:: Quoted text ::
-------

Selling, general and administrative expenses. Selling, general and
administrative expenses consist primarily of administrative salaries, and
related benefits costs, occupancy costs, sales person compensation, travel and
entertainment, costs associated with the ADC and related development costs and
professional fees. Selling, general and administrative expenses increased by
65.7%, or $14.5 million, from $22.1 million in 1997 to $36.6 million in 1998,
and increased as a percentage of revenue from 23.4% to 25.2%, respectively. The
increases in such expenses in absolute dollars and as a percentage of revenue
were due primarily to the increase in salaries and related benefits reflecting
headcount increases in the Company's sales force and its marketing, finance,
accounting and administrative staff, in order to manage its growth. The
Company's occupancy costs increased as a result of the relocation of our
corporate headquarters into approximately 48,000 square feet of office space,
from our former location which consisted of approximately 17,000 square feet. In
addition, the Company experienced increases in sales and management recruiting
costs, occupancy costs as additional offices were opened in the United States,
support services and the provision for doubtful accounts.

Acquisition expense. During the year ended 1998, the Company incurred costs
of $2,118,000 in connection with the acquisitions of the CPI Companies and the
Azimuth Companies, each of which were accounted for as pooling of interests.
These costs primarily consisted of professional fees associated with such
acquisitions.

-------

Copy the passage on company expenses word for word, starting at "Acquisition expense. During" and ending at "acquisitions.". The data after the passage on company expenses have nothing to do with it.

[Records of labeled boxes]

-------

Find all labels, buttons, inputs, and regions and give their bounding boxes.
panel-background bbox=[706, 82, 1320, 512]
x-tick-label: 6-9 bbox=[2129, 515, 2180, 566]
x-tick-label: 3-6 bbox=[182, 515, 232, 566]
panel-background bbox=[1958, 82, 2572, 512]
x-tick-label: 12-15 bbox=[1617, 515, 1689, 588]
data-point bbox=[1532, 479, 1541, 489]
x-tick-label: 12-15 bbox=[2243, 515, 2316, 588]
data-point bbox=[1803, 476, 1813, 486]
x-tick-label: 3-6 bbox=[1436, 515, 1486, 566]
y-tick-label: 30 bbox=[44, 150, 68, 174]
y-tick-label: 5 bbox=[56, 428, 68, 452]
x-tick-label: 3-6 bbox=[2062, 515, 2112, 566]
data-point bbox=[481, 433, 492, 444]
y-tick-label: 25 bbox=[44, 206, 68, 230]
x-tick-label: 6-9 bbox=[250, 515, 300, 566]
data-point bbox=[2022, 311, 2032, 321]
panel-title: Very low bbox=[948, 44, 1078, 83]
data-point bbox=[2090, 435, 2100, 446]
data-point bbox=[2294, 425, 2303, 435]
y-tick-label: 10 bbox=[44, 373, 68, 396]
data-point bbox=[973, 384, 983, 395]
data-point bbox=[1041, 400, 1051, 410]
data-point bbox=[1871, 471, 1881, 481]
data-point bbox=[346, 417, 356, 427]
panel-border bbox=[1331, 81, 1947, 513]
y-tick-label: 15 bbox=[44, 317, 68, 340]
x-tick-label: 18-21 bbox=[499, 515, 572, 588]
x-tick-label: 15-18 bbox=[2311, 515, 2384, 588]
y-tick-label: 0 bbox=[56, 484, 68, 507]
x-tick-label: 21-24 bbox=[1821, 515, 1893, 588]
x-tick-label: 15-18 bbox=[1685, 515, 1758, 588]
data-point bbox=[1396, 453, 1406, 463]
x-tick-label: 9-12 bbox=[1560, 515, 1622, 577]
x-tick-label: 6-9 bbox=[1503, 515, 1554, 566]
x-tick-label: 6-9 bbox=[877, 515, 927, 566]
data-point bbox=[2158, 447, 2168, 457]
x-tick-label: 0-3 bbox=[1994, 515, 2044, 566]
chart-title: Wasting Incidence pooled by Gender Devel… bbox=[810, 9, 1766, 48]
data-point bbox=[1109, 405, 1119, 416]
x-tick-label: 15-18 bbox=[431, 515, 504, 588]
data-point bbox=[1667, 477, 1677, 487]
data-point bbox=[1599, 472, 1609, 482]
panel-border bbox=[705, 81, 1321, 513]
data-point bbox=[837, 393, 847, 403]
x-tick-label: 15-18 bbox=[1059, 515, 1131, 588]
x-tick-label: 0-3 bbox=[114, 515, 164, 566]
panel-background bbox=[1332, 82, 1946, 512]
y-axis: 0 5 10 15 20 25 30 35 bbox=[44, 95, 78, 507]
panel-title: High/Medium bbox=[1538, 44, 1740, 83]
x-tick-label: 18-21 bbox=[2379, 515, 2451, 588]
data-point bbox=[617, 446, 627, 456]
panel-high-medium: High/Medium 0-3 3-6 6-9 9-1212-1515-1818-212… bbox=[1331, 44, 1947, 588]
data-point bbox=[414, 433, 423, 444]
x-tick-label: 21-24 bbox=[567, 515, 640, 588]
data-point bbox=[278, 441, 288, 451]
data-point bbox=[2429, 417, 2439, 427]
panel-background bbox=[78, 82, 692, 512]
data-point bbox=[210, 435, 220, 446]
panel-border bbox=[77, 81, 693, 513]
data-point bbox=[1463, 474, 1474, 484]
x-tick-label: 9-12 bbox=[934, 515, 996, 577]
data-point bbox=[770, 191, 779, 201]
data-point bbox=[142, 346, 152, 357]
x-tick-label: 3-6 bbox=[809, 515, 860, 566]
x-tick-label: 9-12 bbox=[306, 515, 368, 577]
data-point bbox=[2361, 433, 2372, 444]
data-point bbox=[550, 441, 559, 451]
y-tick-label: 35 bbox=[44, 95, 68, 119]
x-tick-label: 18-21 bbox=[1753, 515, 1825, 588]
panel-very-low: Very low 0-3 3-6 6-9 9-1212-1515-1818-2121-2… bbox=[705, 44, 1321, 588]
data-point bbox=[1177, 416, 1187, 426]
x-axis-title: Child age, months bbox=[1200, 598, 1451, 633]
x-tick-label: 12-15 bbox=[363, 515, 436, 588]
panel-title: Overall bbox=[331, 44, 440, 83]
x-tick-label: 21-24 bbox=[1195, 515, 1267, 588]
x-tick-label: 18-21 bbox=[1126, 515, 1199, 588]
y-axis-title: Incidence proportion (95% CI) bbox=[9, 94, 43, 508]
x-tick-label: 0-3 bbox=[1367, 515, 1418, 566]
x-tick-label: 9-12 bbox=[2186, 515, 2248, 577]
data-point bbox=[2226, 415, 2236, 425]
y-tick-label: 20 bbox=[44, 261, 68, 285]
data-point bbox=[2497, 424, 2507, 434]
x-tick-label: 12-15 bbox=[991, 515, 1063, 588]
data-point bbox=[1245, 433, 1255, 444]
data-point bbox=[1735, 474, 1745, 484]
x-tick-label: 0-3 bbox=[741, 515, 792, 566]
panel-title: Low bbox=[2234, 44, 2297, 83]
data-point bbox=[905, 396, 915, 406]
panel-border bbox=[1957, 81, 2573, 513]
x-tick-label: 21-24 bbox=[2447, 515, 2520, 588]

-------

:: Reply to the task ::
Acquisition expense. During the year ended 1998, the Company incurred costs
of $2,118,000 in connection with the acquisitions of the CPI Companies and the
Azimuth Companies, each of which were accounted for as pooling of interests.
These costs primarily consisted of professional fees associated with such
acquisitions.